Write the records out again, keeping each line exactly as it is.

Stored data
—————
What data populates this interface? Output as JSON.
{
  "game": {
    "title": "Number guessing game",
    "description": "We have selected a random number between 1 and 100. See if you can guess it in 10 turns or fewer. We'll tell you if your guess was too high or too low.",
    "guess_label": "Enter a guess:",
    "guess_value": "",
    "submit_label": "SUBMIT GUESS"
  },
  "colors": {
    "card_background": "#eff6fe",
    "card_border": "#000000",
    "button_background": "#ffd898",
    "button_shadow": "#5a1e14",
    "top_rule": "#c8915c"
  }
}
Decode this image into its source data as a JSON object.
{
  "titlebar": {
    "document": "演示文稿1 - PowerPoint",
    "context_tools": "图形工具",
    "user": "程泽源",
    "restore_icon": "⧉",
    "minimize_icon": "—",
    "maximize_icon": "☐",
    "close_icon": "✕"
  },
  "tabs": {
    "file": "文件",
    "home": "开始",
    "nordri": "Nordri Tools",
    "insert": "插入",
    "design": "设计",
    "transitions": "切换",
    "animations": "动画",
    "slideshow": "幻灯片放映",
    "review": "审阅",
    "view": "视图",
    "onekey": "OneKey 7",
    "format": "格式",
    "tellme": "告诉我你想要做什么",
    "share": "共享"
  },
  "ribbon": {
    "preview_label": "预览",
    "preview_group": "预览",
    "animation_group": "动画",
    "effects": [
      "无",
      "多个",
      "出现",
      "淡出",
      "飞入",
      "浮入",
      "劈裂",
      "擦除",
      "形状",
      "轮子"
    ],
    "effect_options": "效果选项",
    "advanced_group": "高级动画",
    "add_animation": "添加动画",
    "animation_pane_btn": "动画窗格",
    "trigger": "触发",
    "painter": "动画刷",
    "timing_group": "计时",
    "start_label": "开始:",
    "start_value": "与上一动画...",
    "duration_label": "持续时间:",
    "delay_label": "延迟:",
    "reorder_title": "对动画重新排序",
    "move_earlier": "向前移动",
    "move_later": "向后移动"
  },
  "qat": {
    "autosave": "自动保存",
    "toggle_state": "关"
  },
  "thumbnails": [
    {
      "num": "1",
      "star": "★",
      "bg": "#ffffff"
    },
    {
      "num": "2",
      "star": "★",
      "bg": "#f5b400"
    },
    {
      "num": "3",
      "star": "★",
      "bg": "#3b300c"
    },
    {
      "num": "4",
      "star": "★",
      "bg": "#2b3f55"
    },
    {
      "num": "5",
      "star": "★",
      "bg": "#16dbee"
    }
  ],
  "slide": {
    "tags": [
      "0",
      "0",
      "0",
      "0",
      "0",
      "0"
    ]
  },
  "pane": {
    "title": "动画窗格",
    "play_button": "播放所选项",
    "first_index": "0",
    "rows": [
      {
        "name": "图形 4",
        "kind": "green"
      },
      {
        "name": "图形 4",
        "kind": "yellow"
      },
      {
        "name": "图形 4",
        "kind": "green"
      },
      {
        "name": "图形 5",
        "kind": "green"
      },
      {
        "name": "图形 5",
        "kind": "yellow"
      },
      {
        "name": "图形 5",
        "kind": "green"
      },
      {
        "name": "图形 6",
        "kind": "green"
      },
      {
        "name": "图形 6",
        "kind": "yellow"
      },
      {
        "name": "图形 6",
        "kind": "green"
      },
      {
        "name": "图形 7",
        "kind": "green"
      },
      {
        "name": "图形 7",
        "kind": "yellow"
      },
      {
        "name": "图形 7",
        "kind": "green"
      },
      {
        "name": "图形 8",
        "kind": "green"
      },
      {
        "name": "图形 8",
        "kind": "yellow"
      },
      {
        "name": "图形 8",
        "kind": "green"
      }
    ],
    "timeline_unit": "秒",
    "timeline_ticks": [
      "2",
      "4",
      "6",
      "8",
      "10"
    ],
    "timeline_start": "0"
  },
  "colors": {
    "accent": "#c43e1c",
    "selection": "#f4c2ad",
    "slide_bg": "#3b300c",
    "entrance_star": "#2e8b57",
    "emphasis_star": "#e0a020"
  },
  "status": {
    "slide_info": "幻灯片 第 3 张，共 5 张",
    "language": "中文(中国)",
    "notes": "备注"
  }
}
—————
◆ **Output below**
What data populates this interface? Output as JSON.
{
  "game": {
    "title": "Number guessing game",
    "description": "We have selected a random number between 1 and 100. See if you can guess it in 10 turns or fewer. We'll tell you if your guess was too high or too low.",
    "guess_label": "Enter a guess:",
    "guess_value": "",
    "submit_label": "SUBMIT GUESS"
  },
  "colors": {
    "card_background": "#eff6fe",
    "card_border": "#000000",
    "button_background": "#ffd898",
    "button_shadow": "#5a1e14",
    "top_rule": "#c8915c"
  }
}
Decode this image into its source data as a JSON object.
{
  "titlebar": {
    "document": "演示文稿1 - PowerPoint",
    "context_tools": "图形工具",
    "user": "程泽源",
    "restore_icon": "⧉",
    "minimize_icon": "—",
    "maximize_icon": "☐",
    "close_icon": "✕"
  },
  "tabs": {
    "file": "文件",
    "home": "开始",
    "nordri": "Nordri Tools",
    "insert": "插入",
    "design": "设计",
    "transitions": "切换",
    "animations": "动画",
    "slideshow": "幻灯片放映",
    "review": "审阅",
    "view": "视图",
    "onekey": "OneKey 7",
    "format": "格式",
    "tellme": "告诉我你想要做什么",
    "share": "共享"
  },
  "ribbon": {
    "preview_label": "预览",
    "preview_group": "预览",
    "animation_group": "动画",
    "effects": [
      "无",
      "多个",
      "出现",
      "淡出",
      "飞入",
      "浮入",
      "劈裂",
      "擦除",
      "形状",
      "轮子"
    ],
    "effect_options": "效果选项",
    "advanced_group": "高级动画",
    "add_animation": "添加动画",
    "animation_pane_btn": "动画窗格",
    "trigger": "触发",
    "painter": "动画刷",
    "timing_group": "计时",
    "start_label": "开始:",
    "start_value": "与上一动画...",
    "duration_label": "持续时间:",
    "delay_label": "延迟:",
    "reorder_title": "对动画重新排序",
    "move_earlier": "向前移动",
    "move_later": "向后移动"
  },
  "qat": {
    "autosave": "自动保存",
    "toggle_state": "关"
  },
  "thumbnails": [
    {
      "num": "1",
      "star": "★",
      "bg": "#ffffff"
    },
    {
      "num": "2",
      "star": "★",
      "bg": "#f5b400"
    },
    {
      "num": "3",
      "star": "★",
      "bg": "#3b300c"
    },
    {
      "num": "4",
      "star": "★",
      "bg": "#2b3f55"
    },
    {
      "num": "5",
      "star": "★",
      "bg": "#16dbee"
    }
  ],
  "slide": {
    "tags": [
      "0",
      "0",
      "0",
      "0",
      "0",
      "0"
    ]
  },
  "pane": {
    "title": "动画窗格",
    "play_button": "播放所选项",
    "first_index": "0",
    "rows": [
      {
        "name": "图形 4",
        "kind": "green"
      },
      {
        "name": "图形 4",
        "kind": "yellow"
      },
      {
        "name": "图形 4",
        "kind": "green"
      },
      {
        "name": "图形 5",
        "kind": "green"
      },
      {
        "name": "图形 5",
        "kind": "yellow"
      },
      {
        "name": "图形 5",
        "kind": "green"
      },
      {
        "name": "图形 6",
        "kind": "green"
      },
      {
        "name": "图形 6",
        "kind": "yellow"
      },
      {
        "name": "图形 6",
        "kind": "green"
      },
      {
        "name": "图形 7",
        "kind": "green"
      },
      {
        "name": "图形 7",
        "kind": "yellow"
      },
      {
        "name": "图形 7",
        "kind": "green"
      },
      {
        "name": "图形 8",
        "kind": "green"
      },
      {
        "name": "图形 8",
        "kind": "yellow"
      },
      {
        "name": "图形 8",
        "kind": "green"
      }
    ],
    "timeline_unit": "秒",
    "timeline_ticks": [
      "2",
      "4",
      "6",
      "8",
      "10"
    ],
    "timeline_start": "0"
  },
  "colors": {
    "accent": "#c43e1c",
    "selection": "#f4c2ad",
    "slide_bg": "#3b300c",
    "entrance_star": "#2e8b57",
    "emphasis_star": "#e0a020"
  },
  "status": {
    "slide_info": "幻灯片 第 3 张，共 5 张",
    "language": "中文(中国)",
    "notes": "备注"
  }
}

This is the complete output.